■ Exercise directions
Omit all pictures, then retype the data exactly as given.

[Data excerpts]
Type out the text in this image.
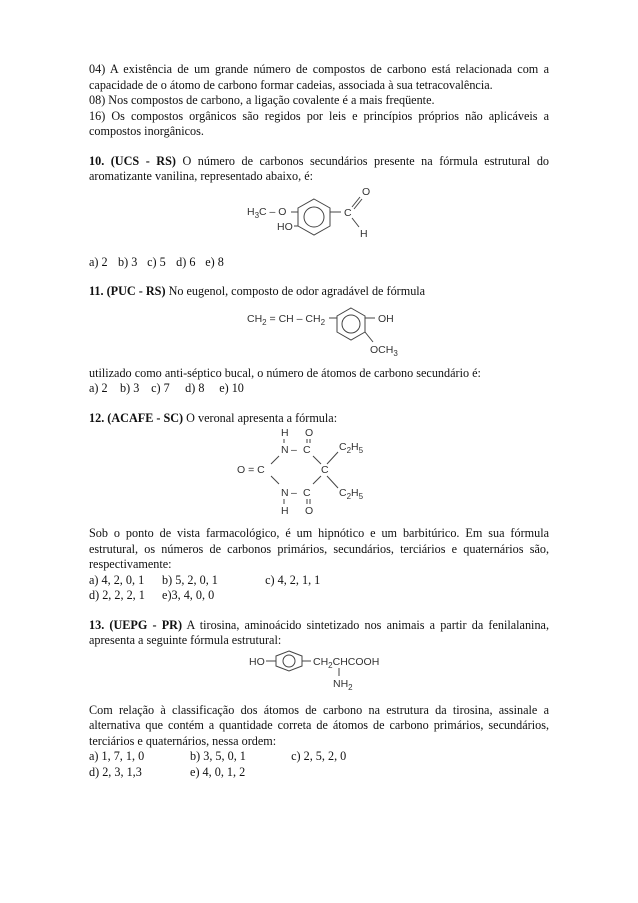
04) A existência de um grande número de compostos de carbono está relacionada com a capacidade de o átomo de carbono formar cadeias, associada à sua tetracovalência.

08) Nos compostos de carbono, a ligação covalente é a mais freqüente.

16) Os compostos orgânicos são regidos por leis e princípios próprios não aplicáveis a compostos inorgânicos.

10. (UCS - RS) O número de carbonos secundários presente na fórmula estrutural do aromatizante vanilina, representado abaixo, é:

$H_3C$ – O
HO
C
O
H

a) 2 b) 3 c) 5 d) 6 e) 8

11. (PUC - RS) No eugenol, composto de odor agradável de fórmula

$CH_2$ = CH – $CH_2$	OH
$OCH_3$

utilizado como anti-séptico bucal, o número de átomos de carbono secundário é:

a) 2 b) 3 c) 7 d) 8 e) 10

12. (ACAFE - SC) O veronal apresenta a fórmula:

H O
N – C	$C_2H_5$
O = C	C
$C_2H_5$
N – C
H O

Sob o ponto de vista farmacológico, é um hipnótico e um barbitúrico. Em sua fórmula estrutural, os números de carbonos primários, secundários, terciários e quaternários são, respectivamente:

a) 4, 2, 0, 1 b) 5, 2, 0, 1	c) 4, 2, 1, 1

d) 2, 2, 2, 1 e)3, 4, 0, 0

13. (UEPG - PR) A tirosina, aminoácido sintetizado nos animais a partir da fenilalanina, apresenta a seguinte fórmula estrutural:

HO	$CH_2CHCOOH$
$NH_2$

Com relação à classificação dos átomos de carbono na estrutura da tirosina, assinale a alternativa que contém a quantidade correta de átomos de carbono primários, secundários, terciários e quaternários, nessa ordem:

a) 1, 7, 1, 0	b) 3, 5, 0, 1	c) 2, 5, 2, 0

d) 2, 3, 1,3	e) 4, 0, 1, 2
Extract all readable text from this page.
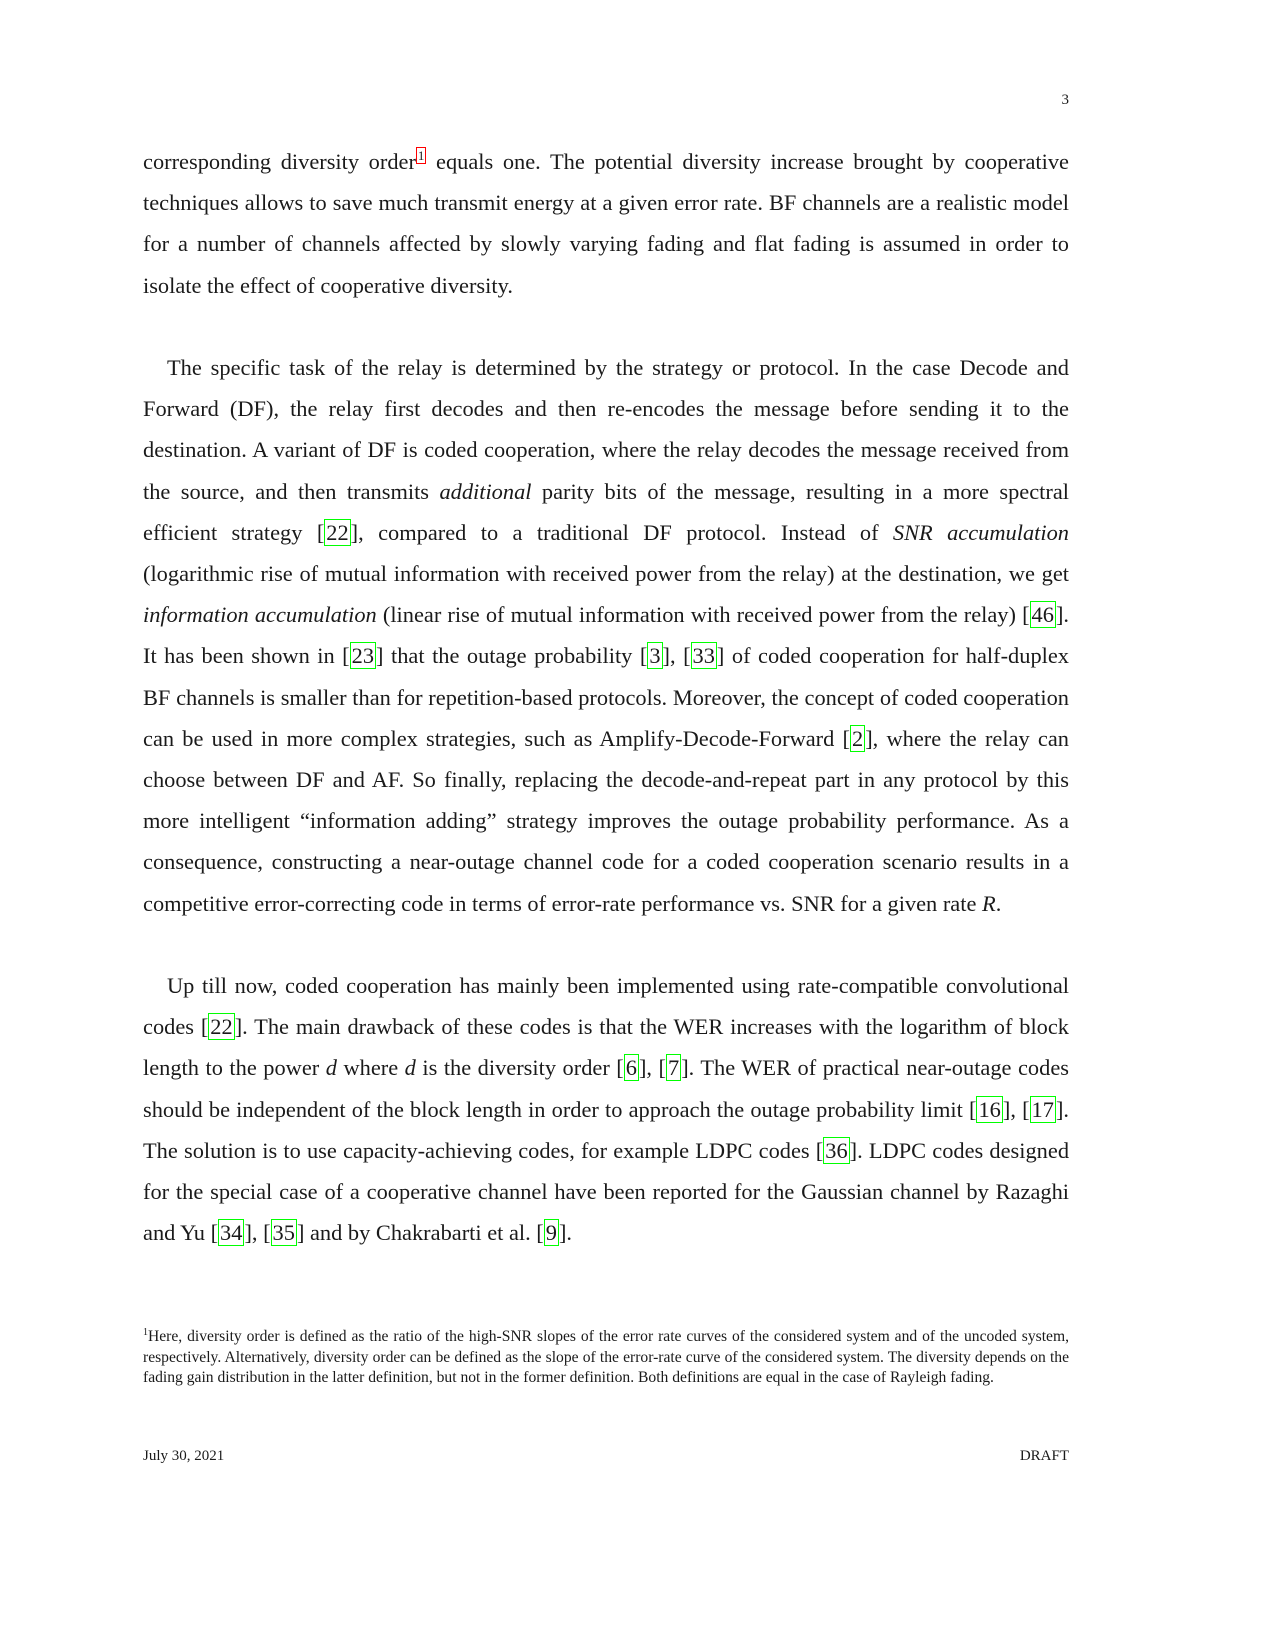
3

corresponding diversity order $^1$ equals one. The potential diversity increase brought by cooperative techniques allows to save much transmit energy at a given error rate. BF channels are a realistic model for a number of channels affected by slowly varying fading and flat fading is assumed in order to isolate the effect of cooperative diversity.

The specific task of the relay is determined by the strategy or protocol. In the case Decode and Forward (DF), the relay first decodes and then re-encodes the message before sending it to the destination. A variant of DF is coded cooperation, where the relay decodes the message received from the source, and then transmits additional parity bits of the message, resulting in a more spectral efficient strategy [22], compared to a traditional DF protocol. Instead of SNR accumulation (logarithmic rise of mutual information with received power from the relay) at the destination, we get information accumulation (linear rise of mutual information with received power from the relay) [46]. It has been shown in [23] that the outage probability [3], [33] of coded cooperation for half-duplex BF channels is smaller than for repetition-based protocols. Moreover, the concept of coded cooperation can be used in more complex strategies, such as Amplify-Decode-Forward [2], where the relay can choose between DF and AF. So finally, replacing the decode-and-repeat part in any protocol by this more intelligent “information adding” strategy improves the outage probability performance. As a consequence, constructing a near-outage channel code for a coded cooperation scenario results in a competitive error-correcting code in terms of error-rate performance vs. SNR for a given rate R.

Up till now, coded cooperation has mainly been implemented using rate-compatible convolutional codes [22]. The main drawback of these codes is that the WER increases with the logarithm of block length to the power d where d is the diversity order [6], [7]. The WER of practical near-outage codes should be independent of the block length in order to approach the outage probability limit [16], [17]. The solution is to use capacity-achieving codes, for example LDPC codes [36]. LDPC codes designed for the special case of a cooperative channel have been reported for the Gaussian channel by Razaghi and Yu [34], [35] and by Chakrabarti et al. [9].

$^1$Here, diversity order is defined as the ratio of the high-SNR slopes of the error rate curves of the considered system and of the uncoded system, respectively. Alternatively, diversity order can be defined as the slope of the error-rate curve of the considered system. The diversity depends on the fading gain distribution in the latter definition, but not in the former definition. Both definitions are equal in the case of Rayleigh fading.
July 30, 2021	DRAFT
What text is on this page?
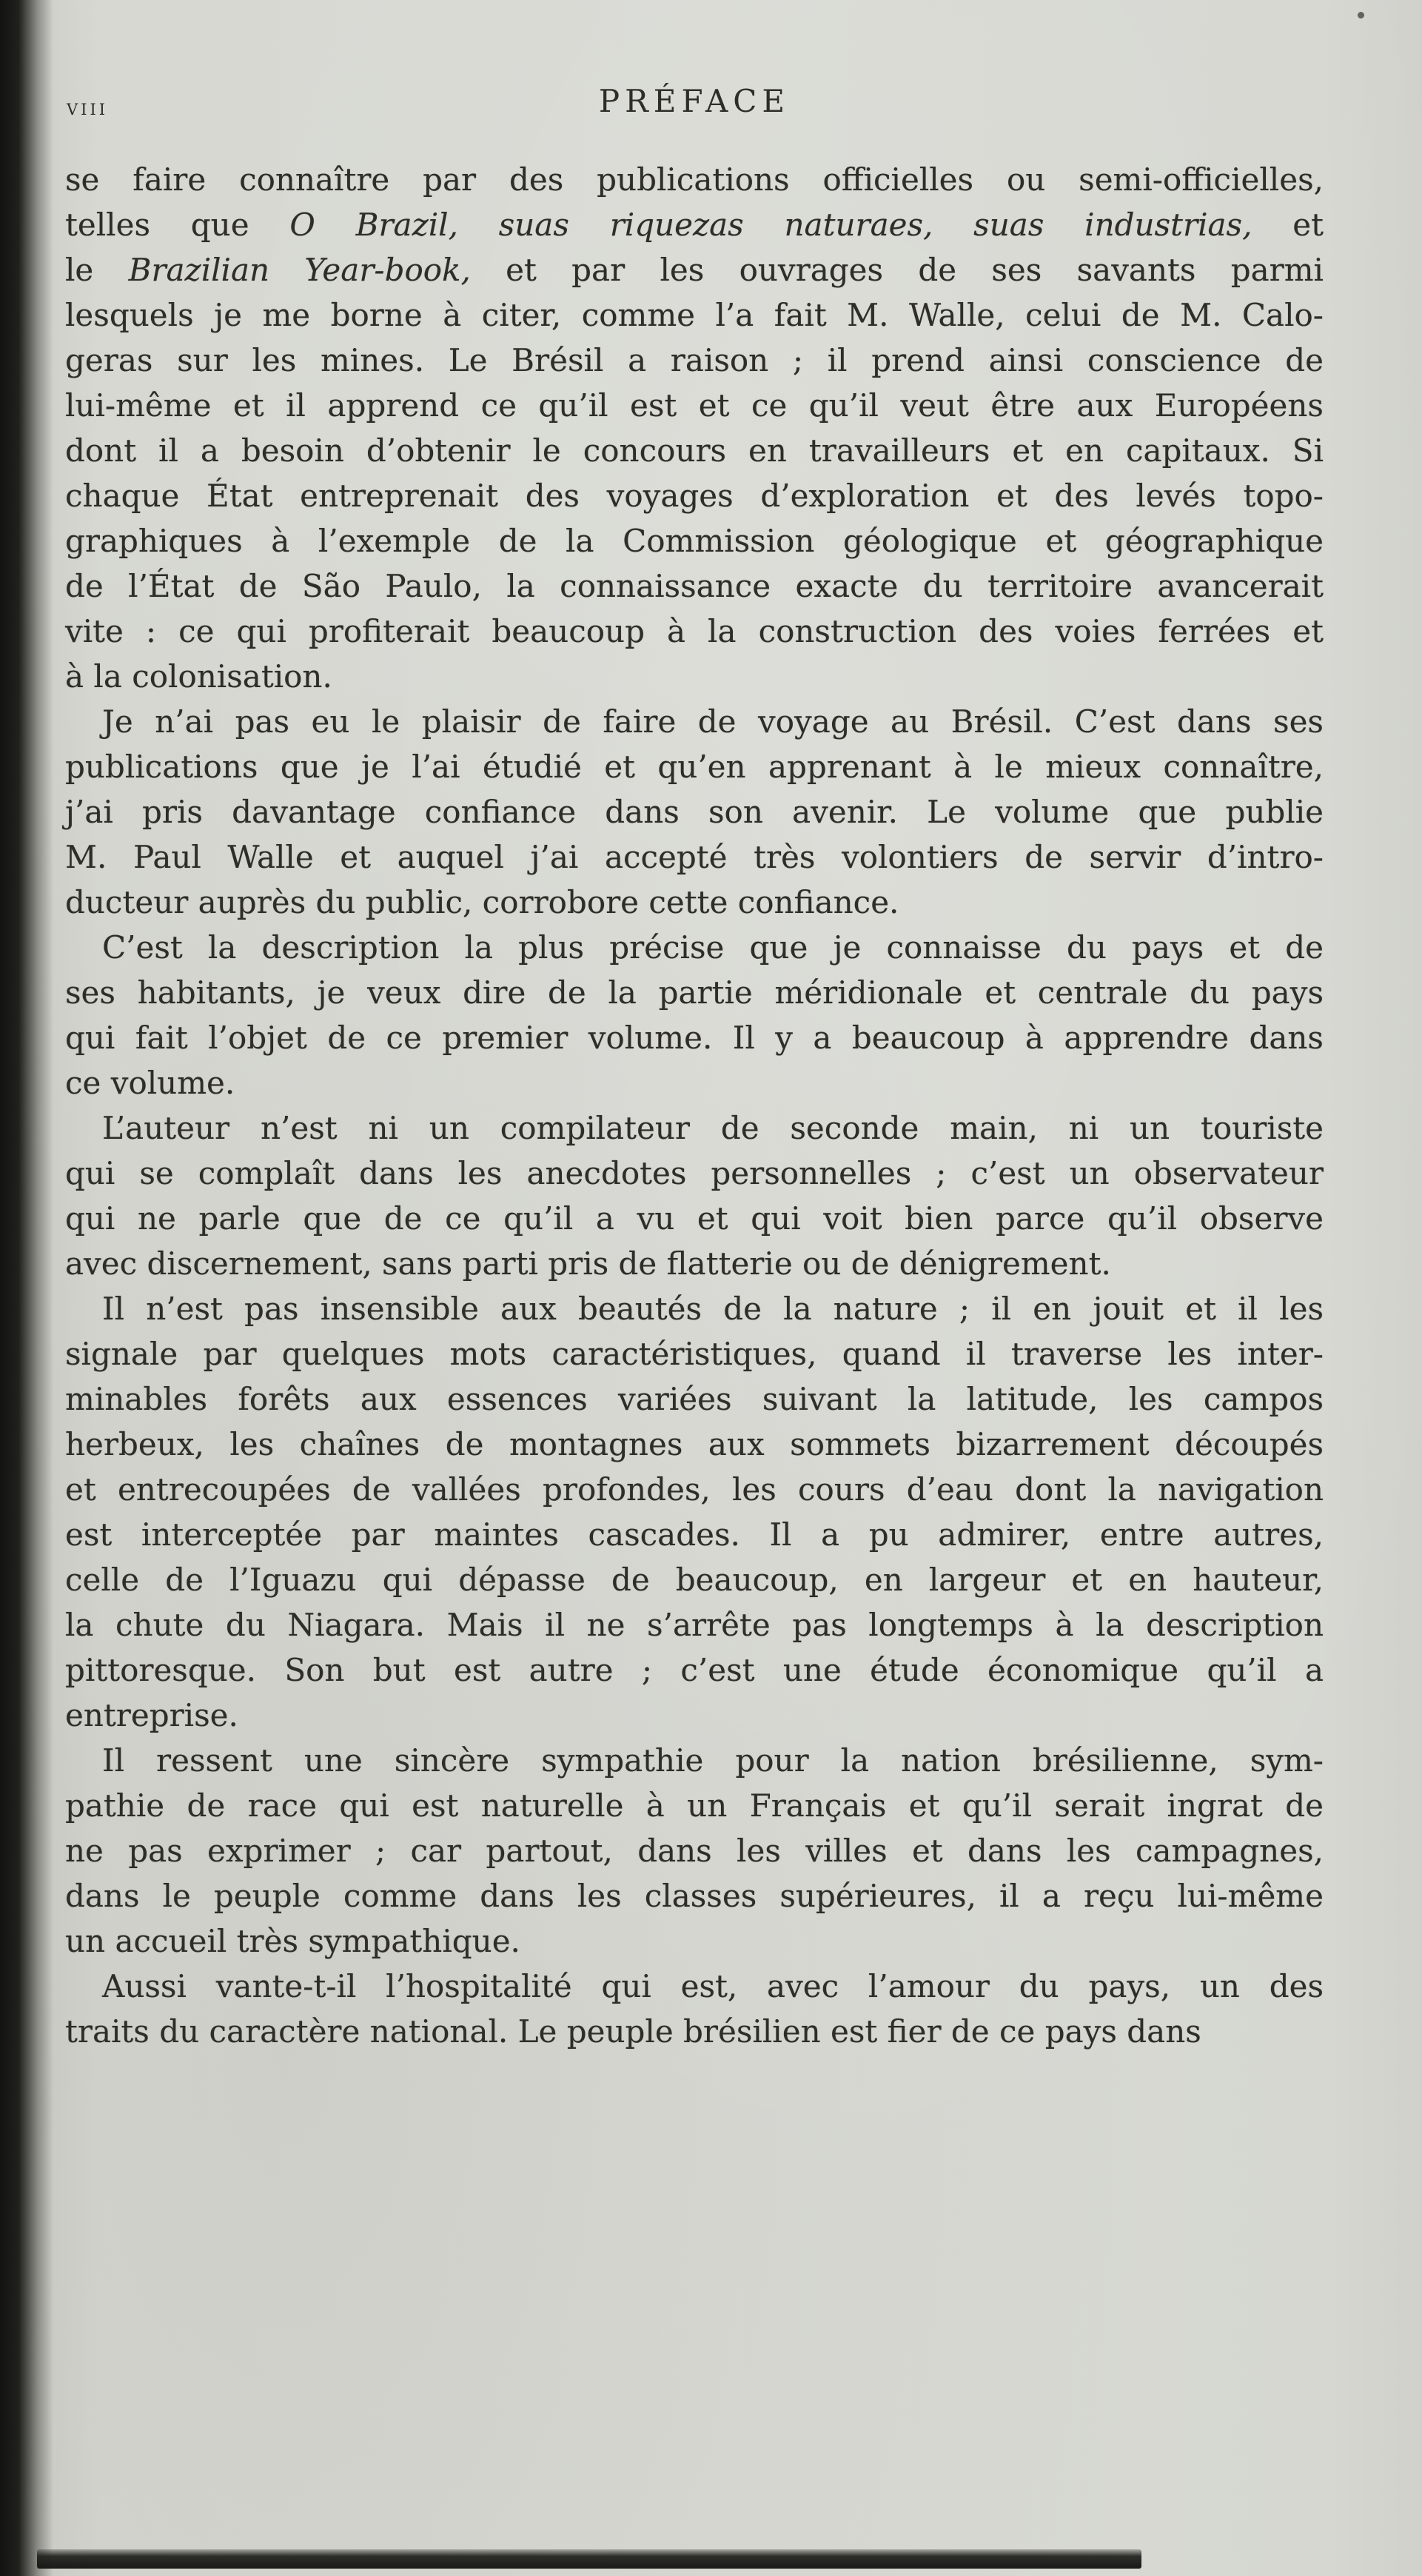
viii	PRÉFACE
se faire connaître par des publications officielles ou semi-officielles,
telles que O Brazil, suas riquezas naturaes, suas industrias, et
le Brazilian Year-book, et par les ouvrages de ses savants parmi
lesquels je me borne à citer, comme l’a fait M. Walle, celui de M. Calo-
geras sur les mines. Le Brésil a raison ; il prend ainsi conscience de
lui-même et il apprend ce qu’il est et ce qu’il veut être aux Européens
dont il a besoin d’obtenir le concours en travailleurs et en capitaux. Si
chaque État entreprenait des voyages d’exploration et des levés topo-
graphiques à l’exemple de la Commission géologique et géographique
de l’État de São Paulo, la connaissance exacte du territoire avancerait
vite : ce qui profiterait beaucoup à la construction des voies ferrées et
à la colonisation.
Je n’ai pas eu le plaisir de faire de voyage au Brésil. C’est dans ses
publications que je l’ai étudié et qu’en apprenant à le mieux connaître,
j’ai pris davantage confiance dans son avenir. Le volume que publie
M. Paul Walle et auquel j’ai accepté très volontiers de servir d’intro-
ducteur auprès du public, corrobore cette confiance.
C’est la description la plus précise que je connaisse du pays et de
ses habitants, je veux dire de la partie méridionale et centrale du pays
qui fait l’objet de ce premier volume. Il y a beaucoup à apprendre dans
ce volume.
L’auteur n’est ni un compilateur de seconde main, ni un touriste
qui se complaît dans les anecdotes personnelles ; c’est un observateur
qui ne parle que de ce qu’il a vu et qui voit bien parce qu’il observe
avec discernement, sans parti pris de flatterie ou de dénigrement.
Il n’est pas insensible aux beautés de la nature ; il en jouit et il les
signale par quelques mots caractéristiques, quand il traverse les inter-
minables forêts aux essences variées suivant la latitude, les campos
herbeux, les chaînes de montagnes aux sommets bizarrement découpés
et entrecoupées de vallées profondes, les cours d’eau dont la navigation
est interceptée par maintes cascades. Il a pu admirer, entre autres,
celle de l’Iguazu qui dépasse de beaucoup, en largeur et en hauteur,
la chute du Niagara. Mais il ne s’arrête pas longtemps à la description
pittoresque. Son but est autre ; c’est une étude économique qu’il a
entreprise.
Il ressent une sincère sympathie pour la nation brésilienne, sym-
pathie de race qui est naturelle à un Français et qu’il serait ingrat de
ne pas exprimer ; car partout, dans les villes et dans les campagnes,
dans le peuple comme dans les classes supérieures, il a reçu lui-même
un accueil très sympathique.
Aussi vante-t-il l’hospitalité qui est, avec l’amour du pays, un des
traits du caractère national. Le peuple brésilien est fier de ce pays dans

■ Response
Type out the text in this image.
04) A existência de um grande número de compostos de carbono está relacionada com a capacidade de o átomo de carbono formar cadeias, associada à sua tetracovalência.

08) Nos compostos de carbono, a ligação covalente é a mais freqüente.

16) Os compostos orgânicos são regidos por leis e princípios próprios não aplicáveis a compostos inorgânicos.

10. (UCS - RS) O número de carbonos secundários presente na fórmula estrutural do aromatizante vanilina, representado abaixo, é:

$H_3C$ – O
HO
C
O
H

a) 2 b) 3 c) 5 d) 6 e) 8

11. (PUC - RS) No eugenol, composto de odor agradável de fórmula

$CH_2$ = CH – $CH_2$	OH
$OCH_3$

utilizado como anti-séptico bucal, o número de átomos de carbono secundário é:

a) 2 b) 3 c) 7 d) 8 e) 10

12. (ACAFE - SC) O veronal apresenta a fórmula:

H O
N – C	$C_2H_5$
O = C	C
$C_2H_5$
N – C
H O

Sob o ponto de vista farmacológico, é um hipnótico e um barbitúrico. Em sua fórmula estrutural, os números de carbonos primários, secundários, terciários e quaternários são, respectivamente:

a) 4, 2, 0, 1 b) 5, 2, 0, 1	c) 4, 2, 1, 1

d) 2, 2, 2, 1 e)3, 4, 0, 0

13. (UEPG - PR) A tirosina, aminoácido sintetizado nos animais a partir da fenilalanina, apresenta a seguinte fórmula estrutural:

HO	$CH_2CHCOOH$
$NH_2$

Com relação à classificação dos átomos de carbono na estrutura da tirosina, assinale a alternativa que contém a quantidade correta de átomos de carbono primários, secundários, terciários e quaternários, nessa ordem:

a) 1, 7, 1, 0	b) 3, 5, 0, 1	c) 2, 5, 2, 0

d) 2, 3, 1,3	e) 4, 0, 1, 2
Extract all readable text from this page.
3

corresponding diversity order $^1$ equals one. The potential diversity increase brought by cooperative techniques allows to save much transmit energy at a given error rate. BF channels are a realistic model for a number of channels affected by slowly varying fading and flat fading is assumed in order to isolate the effect of cooperative diversity.

The specific task of the relay is determined by the strategy or protocol. In the case Decode and Forward (DF), the relay first decodes and then re-encodes the message before sending it to the destination. A variant of DF is coded cooperation, where the relay decodes the message received from the source, and then transmits additional parity bits of the message, resulting in a more spectral efficient strategy [22], compared to a traditional DF protocol. Instead of SNR accumulation (logarithmic rise of mutual information with received power from the relay) at the destination, we get information accumulation (linear rise of mutual information with received power from the relay) [46]. It has been shown in [23] that the outage probability [3], [33] of coded cooperation for half-duplex BF channels is smaller than for repetition-based protocols. Moreover, the concept of coded cooperation can be used in more complex strategies, such as Amplify-Decode-Forward [2], where the relay can choose between DF and AF. So finally, replacing the decode-and-repeat part in any protocol by this more intelligent “information adding” strategy improves the outage probability performance. As a consequence, constructing a near-outage channel code for a coded cooperation scenario results in a competitive error-correcting code in terms of error-rate performance vs. SNR for a given rate R.

Up till now, coded cooperation has mainly been implemented using rate-compatible convolutional codes [22]. The main drawback of these codes is that the WER increases with the logarithm of block length to the power d where d is the diversity order [6], [7]. The WER of practical near-outage codes should be independent of the block length in order to approach the outage probability limit [16], [17]. The solution is to use capacity-achieving codes, for example LDPC codes [36]. LDPC codes designed for the special case of a cooperative channel have been reported for the Gaussian channel by Razaghi and Yu [34], [35] and by Chakrabarti et al. [9].

$^1$Here, diversity order is defined as the ratio of the high-SNR slopes of the error rate curves of the considered system and of the uncoded system, respectively. Alternatively, diversity order can be defined as the slope of the error-rate curve of the considered system. The diversity depends on the fading gain distribution in the latter definition, but not in the former definition. Both definitions are equal in the case of Rayleigh fading.
July 30, 2021	DRAFT
What text is on this page?
viii	PRÉFACE
se faire connaître par des publications officielles ou semi-officielles,
telles que O Brazil, suas riquezas naturaes, suas industrias, et
le Brazilian Year-book, et par les ouvrages de ses savants parmi
lesquels je me borne à citer, comme l’a fait M. Walle, celui de M. Calo-
geras sur les mines. Le Brésil a raison ; il prend ainsi conscience de
lui-même et il apprend ce qu’il est et ce qu’il veut être aux Européens
dont il a besoin d’obtenir le concours en travailleurs et en capitaux. Si
chaque État entreprenait des voyages d’exploration et des levés topo-
graphiques à l’exemple de la Commission géologique et géographique
de l’État de São Paulo, la connaissance exacte du territoire avancerait
vite : ce qui profiterait beaucoup à la construction des voies ferrées et
à la colonisation.
Je n’ai pas eu le plaisir de faire de voyage au Brésil. C’est dans ses
publications que je l’ai étudié et qu’en apprenant à le mieux connaître,
j’ai pris davantage confiance dans son avenir. Le volume que publie
M. Paul Walle et auquel j’ai accepté très volontiers de servir d’intro-
ducteur auprès du public, corrobore cette confiance.
C’est la description la plus précise que je connaisse du pays et de
ses habitants, je veux dire de la partie méridionale et centrale du pays
qui fait l’objet de ce premier volume. Il y a beaucoup à apprendre dans
ce volume.
L’auteur n’est ni un compilateur de seconde main, ni un touriste
qui se complaît dans les anecdotes personnelles ; c’est un observateur
qui ne parle que de ce qu’il a vu et qui voit bien parce qu’il observe
avec discernement, sans parti pris de flatterie ou de dénigrement.
Il n’est pas insensible aux beautés de la nature ; il en jouit et il les
signale par quelques mots caractéristiques, quand il traverse les inter-
minables forêts aux essences variées suivant la latitude, les campos
herbeux, les chaînes de montagnes aux sommets bizarrement découpés
et entrecoupées de vallées profondes, les cours d’eau dont la navigation
est interceptée par maintes cascades. Il a pu admirer, entre autres,
celle de l’Iguazu qui dépasse de beaucoup, en largeur et en hauteur,
la chute du Niagara. Mais il ne s’arrête pas longtemps à la description
pittoresque. Son but est autre ; c’est une étude économique qu’il a
entreprise.
Il ressent une sincère sympathie pour la nation brésilienne, sym-
pathie de race qui est naturelle à un Français et qu’il serait ingrat de
ne pas exprimer ; car partout, dans les villes et dans les campagnes,
dans le peuple comme dans les classes supérieures, il a reçu lui-même
un accueil très sympathique.
Aussi vante-t-il l’hospitalité qui est, avec l’amour du pays, un des
traits du caractère national. Le peuple brésilien est fier de ce pays dans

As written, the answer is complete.